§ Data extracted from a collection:

--- begin ---

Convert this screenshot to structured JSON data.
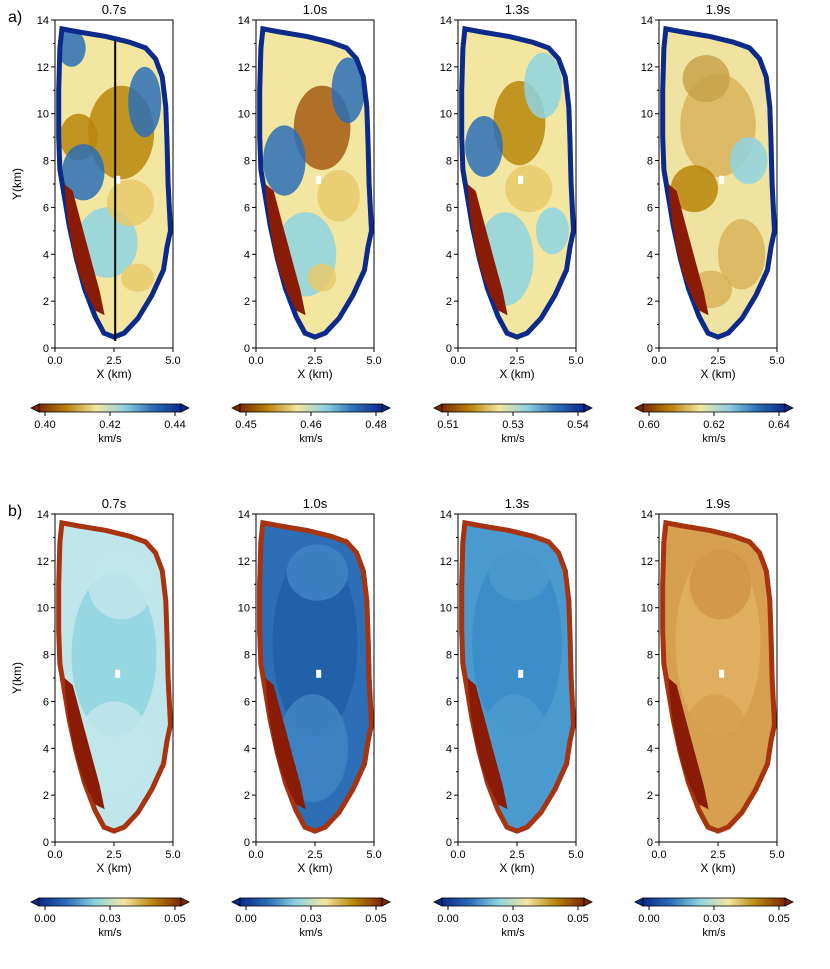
{
  "figure": {
    "rows": [
      {
        "label": "a)",
        "colormap": "roma",
        "panels": [
          {
            "title": "0.7s",
            "ticks": [
              "0.40",
              "0.42",
              "0.44"
            ],
            "unit": "km/s",
            "has_profile_line": true
          },
          {
            "title": "1.0s",
            "ticks": [
              "0.45",
              "0.46",
              "0.48"
            ],
            "unit": "km/s",
            "has_profile_line": false
          },
          {
            "title": "1.3s",
            "ticks": [
              "0.51",
              "0.53",
              "0.54"
            ],
            "unit": "km/s",
            "has_profile_line": false
          },
          {
            "title": "1.9s",
            "ticks": [
              "0.60",
              "0.62",
              "0.64"
            ],
            "unit": "km/s",
            "has_profile_line": false
          }
        ]
      },
      {
        "label": "b)",
        "colormap": "roma_reversed",
        "panels": [
          {
            "title": "0.7s",
            "ticks": [
              "0.00",
              "0.03",
              "0.05"
            ],
            "unit": "km/s",
            "has_profile_line": false
          },
          {
            "title": "1.0s",
            "ticks": [
              "0.00",
              "0.03",
              "0.05"
            ],
            "unit": "km/s",
            "has_profile_line": false
          },
          {
            "title": "1.3s",
            "ticks": [
              "0.00",
              "0.03",
              "0.05"
            ],
            "unit": "km/s",
            "has_profile_line": false
          },
          {
            "title": "1.9s",
            "ticks": [
              "0.00",
              "0.03",
              "0.05"
            ],
            "unit": "km/s",
            "has_profile_line": false
          }
        ]
      }
    ],
    "x_axis": {
      "label": "X (km)",
      "ticks": [
        "0.0",
        "2.5",
        "5.0"
      ],
      "range": [
        0,
        5
      ]
    },
    "y_axis": {
      "label": "Y(km)",
      "ticks": [
        "0",
        "2",
        "4",
        "6",
        "8",
        "10",
        "12",
        "14"
      ],
      "range": [
        0,
        14
      ]
    },
    "colors": {
      "roma": [
        "#7f2704",
        "#b8860b",
        "#f2e6a0",
        "#8fd3e0",
        "#2c6fb7",
        "#0b2a8c"
      ],
      "roma_reversed": [
        "#0b2a8c",
        "#2c6fb7",
        "#8fd3e0",
        "#f2e6a0",
        "#b8860b",
        "#7f2704"
      ]
    }
  }
}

--- end ---

§ WRITTEN PROBLEM: Repeat all of the entries word for word, but omit the pictures.

§ TASK OUTPUT:
Convert this screenshot to structured JSON data.
{
  "figure": {
    "rows": [
      {
        "label": "a)",
        "colormap": "roma",
        "panels": [
          {
            "title": "0.7s",
            "ticks": [
              "0.40",
              "0.42",
              "0.44"
            ],
            "unit": "km/s",
            "has_profile_line": true
          },
          {
            "title": "1.0s",
            "ticks": [
              "0.45",
              "0.46",
              "0.48"
            ],
            "unit": "km/s",
            "has_profile_line": false
          },
          {
            "title": "1.3s",
            "ticks": [
              "0.51",
              "0.53",
              "0.54"
            ],
            "unit": "km/s",
            "has_profile_line": false
          },
          {
            "title": "1.9s",
            "ticks": [
              "0.60",
              "0.62",
              "0.64"
            ],
            "unit": "km/s",
            "has_profile_line": false
          }
        ]
      },
      {
        "label": "b)",
        "colormap": "roma_reversed",
        "panels": [
          {
            "title": "0.7s",
            "ticks": [
              "0.00",
              "0.03",
              "0.05"
            ],
            "unit": "km/s",
            "has_profile_line": false
          },
          {
            "title": "1.0s",
            "ticks": [
              "0.00",
              "0.03",
              "0.05"
            ],
            "unit": "km/s",
            "has_profile_line": false
          },
          {
            "title": "1.3s",
            "ticks": [
              "0.00",
              "0.03",
              "0.05"
            ],
            "unit": "km/s",
            "has_profile_line": false
          },
          {
            "title": "1.9s",
            "ticks": [
              "0.00",
              "0.03",
              "0.05"
            ],
            "unit": "km/s",
            "has_profile_line": false
          }
        ]
      }
    ],
    "x_axis": {
      "label": "X (km)",
      "ticks": [
        "0.0",
        "2.5",
        "5.0"
      ],
      "range": [
        0,
        5
      ]
    },
    "y_axis": {
      "label": "Y(km)",
      "ticks": [
        "0",
        "2",
        "4",
        "6",
        "8",
        "10",
        "12",
        "14"
      ],
      "range": [
        0,
        14
      ]
    },
    "colors": {
      "roma": [
        "#7f2704",
        "#b8860b",
        "#f2e6a0",
        "#8fd3e0",
        "#2c6fb7",
        "#0b2a8c"
      ],
      "roma_reversed": [
        "#0b2a8c",
        "#2c6fb7",
        "#8fd3e0",
        "#f2e6a0",
        "#b8860b",
        "#7f2704"
      ]
    }
  }
}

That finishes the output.